» **Supplied records**:

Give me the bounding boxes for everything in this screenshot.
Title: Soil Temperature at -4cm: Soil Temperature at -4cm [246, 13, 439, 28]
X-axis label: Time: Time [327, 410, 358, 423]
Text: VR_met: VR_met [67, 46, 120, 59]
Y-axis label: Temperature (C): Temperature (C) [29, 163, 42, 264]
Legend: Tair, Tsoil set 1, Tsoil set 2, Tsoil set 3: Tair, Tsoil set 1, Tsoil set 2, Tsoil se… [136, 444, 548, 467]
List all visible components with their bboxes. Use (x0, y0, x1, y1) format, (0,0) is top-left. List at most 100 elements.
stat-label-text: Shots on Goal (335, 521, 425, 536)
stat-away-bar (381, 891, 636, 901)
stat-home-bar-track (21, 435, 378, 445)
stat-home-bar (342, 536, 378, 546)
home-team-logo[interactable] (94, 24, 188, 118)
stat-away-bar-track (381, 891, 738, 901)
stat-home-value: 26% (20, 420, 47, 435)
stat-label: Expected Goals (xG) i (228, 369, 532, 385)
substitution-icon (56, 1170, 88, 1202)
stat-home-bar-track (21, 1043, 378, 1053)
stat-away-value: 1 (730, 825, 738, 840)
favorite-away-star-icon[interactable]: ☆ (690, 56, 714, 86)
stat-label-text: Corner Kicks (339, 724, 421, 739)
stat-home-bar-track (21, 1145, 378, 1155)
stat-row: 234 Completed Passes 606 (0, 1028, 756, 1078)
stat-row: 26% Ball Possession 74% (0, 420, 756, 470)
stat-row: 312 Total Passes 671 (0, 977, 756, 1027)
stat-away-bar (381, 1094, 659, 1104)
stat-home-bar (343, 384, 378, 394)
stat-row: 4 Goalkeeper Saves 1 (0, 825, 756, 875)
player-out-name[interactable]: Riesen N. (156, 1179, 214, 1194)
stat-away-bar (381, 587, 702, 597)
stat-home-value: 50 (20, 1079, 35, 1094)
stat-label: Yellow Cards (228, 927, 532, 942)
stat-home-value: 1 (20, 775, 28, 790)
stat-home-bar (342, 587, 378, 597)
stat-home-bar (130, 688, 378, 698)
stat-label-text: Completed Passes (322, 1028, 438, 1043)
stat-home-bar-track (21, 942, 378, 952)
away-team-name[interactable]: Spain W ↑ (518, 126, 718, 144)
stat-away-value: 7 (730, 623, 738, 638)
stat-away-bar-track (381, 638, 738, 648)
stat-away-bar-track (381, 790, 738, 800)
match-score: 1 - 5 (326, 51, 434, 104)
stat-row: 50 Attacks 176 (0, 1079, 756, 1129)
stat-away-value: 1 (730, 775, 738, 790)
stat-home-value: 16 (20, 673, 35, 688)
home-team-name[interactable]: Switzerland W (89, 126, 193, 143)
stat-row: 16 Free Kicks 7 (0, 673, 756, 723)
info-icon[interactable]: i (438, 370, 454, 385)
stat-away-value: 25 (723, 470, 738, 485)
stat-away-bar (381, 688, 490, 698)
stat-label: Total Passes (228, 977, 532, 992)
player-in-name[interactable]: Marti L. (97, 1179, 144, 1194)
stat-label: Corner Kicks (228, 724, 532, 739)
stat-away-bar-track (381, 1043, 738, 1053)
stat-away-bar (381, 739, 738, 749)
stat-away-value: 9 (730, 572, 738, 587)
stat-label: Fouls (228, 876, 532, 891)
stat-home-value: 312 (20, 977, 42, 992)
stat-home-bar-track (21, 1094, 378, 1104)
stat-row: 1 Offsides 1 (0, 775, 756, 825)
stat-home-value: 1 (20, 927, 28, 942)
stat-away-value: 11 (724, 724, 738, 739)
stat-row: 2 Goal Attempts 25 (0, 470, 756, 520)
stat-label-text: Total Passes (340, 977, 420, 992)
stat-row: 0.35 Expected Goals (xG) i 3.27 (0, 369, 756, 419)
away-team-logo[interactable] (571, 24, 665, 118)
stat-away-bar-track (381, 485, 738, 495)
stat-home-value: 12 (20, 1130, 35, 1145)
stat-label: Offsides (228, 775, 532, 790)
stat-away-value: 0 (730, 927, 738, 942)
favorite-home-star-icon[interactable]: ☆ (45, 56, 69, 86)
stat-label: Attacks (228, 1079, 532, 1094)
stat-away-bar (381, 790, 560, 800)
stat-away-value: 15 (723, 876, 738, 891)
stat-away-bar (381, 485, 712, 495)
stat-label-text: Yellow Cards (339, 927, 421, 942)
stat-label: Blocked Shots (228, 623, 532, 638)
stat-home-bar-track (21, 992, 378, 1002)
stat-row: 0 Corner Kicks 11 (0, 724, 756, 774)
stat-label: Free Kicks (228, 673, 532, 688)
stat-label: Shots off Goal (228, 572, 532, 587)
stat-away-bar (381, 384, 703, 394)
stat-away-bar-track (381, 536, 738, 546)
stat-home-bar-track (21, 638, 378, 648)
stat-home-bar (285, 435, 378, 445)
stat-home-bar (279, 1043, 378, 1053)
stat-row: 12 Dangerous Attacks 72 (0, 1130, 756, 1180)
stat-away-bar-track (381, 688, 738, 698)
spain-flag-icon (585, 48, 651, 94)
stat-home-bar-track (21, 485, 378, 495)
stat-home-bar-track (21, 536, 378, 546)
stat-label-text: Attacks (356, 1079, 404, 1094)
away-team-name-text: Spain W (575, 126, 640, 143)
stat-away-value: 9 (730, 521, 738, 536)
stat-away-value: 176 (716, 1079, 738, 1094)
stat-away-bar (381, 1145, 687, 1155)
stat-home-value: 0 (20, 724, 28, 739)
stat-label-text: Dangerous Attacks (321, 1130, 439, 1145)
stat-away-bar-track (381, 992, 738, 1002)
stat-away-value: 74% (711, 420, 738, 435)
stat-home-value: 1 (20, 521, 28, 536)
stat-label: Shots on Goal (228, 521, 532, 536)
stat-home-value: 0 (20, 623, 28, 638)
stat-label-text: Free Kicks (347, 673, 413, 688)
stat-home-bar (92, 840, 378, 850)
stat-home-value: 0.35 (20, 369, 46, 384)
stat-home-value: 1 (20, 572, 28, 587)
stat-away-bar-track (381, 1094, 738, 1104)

» **Stated task**: In the entries from the first line through the line containing "stat-home-bar (343, 384, 378, 394)", substitute "Corners" for "Corner Kicks" and give back only those lines, with everything else left as it is.

» **Solution to this task**:
Give me the bounding boxes for everything in this screenshot.
Title: Soil Temperature at -4cm: Soil Temperature at -4cm [246, 13, 439, 28]
X-axis label: Time: Time [327, 410, 358, 423]
Text: VR_met: VR_met [67, 46, 120, 59]
Y-axis label: Temperature (C): Temperature (C) [29, 163, 42, 264]
Legend: Tair, Tsoil set 1, Tsoil set 2, Tsoil set 3: Tair, Tsoil set 1, Tsoil set 2, Tsoil se… [136, 444, 548, 467]
List all visible components with their bboxes. Use (x0, y0, x1, y1) format, (0,0) is top-left. List at most 100 elements.
stat-label-text: Shots on Goal (335, 521, 425, 536)
stat-away-bar (381, 891, 636, 901)
stat-home-bar-track (21, 435, 378, 445)
stat-home-bar (342, 536, 378, 546)
home-team-logo[interactable] (94, 24, 188, 118)
stat-away-bar-track (381, 891, 738, 901)
stat-home-value: 26% (20, 420, 47, 435)
stat-label: Expected Goals (xG) i (228, 369, 532, 385)
substitution-icon (56, 1170, 88, 1202)
stat-home-bar-track (21, 1043, 378, 1053)
stat-away-value: 1 (730, 825, 738, 840)
favorite-away-star-icon[interactable]: ☆ (690, 56, 714, 86)
stat-label-text: Corners (339, 724, 421, 739)
stat-home-bar-track (21, 1145, 378, 1155)
stat-row: 234 Completed Passes 606 (0, 1028, 756, 1078)
stat-row: 26% Ball Possession 74% (0, 420, 756, 470)
stat-row: 312 Total Passes 671 (0, 977, 756, 1027)
stat-away-bar (381, 1094, 659, 1104)
stat-home-bar (343, 384, 378, 394)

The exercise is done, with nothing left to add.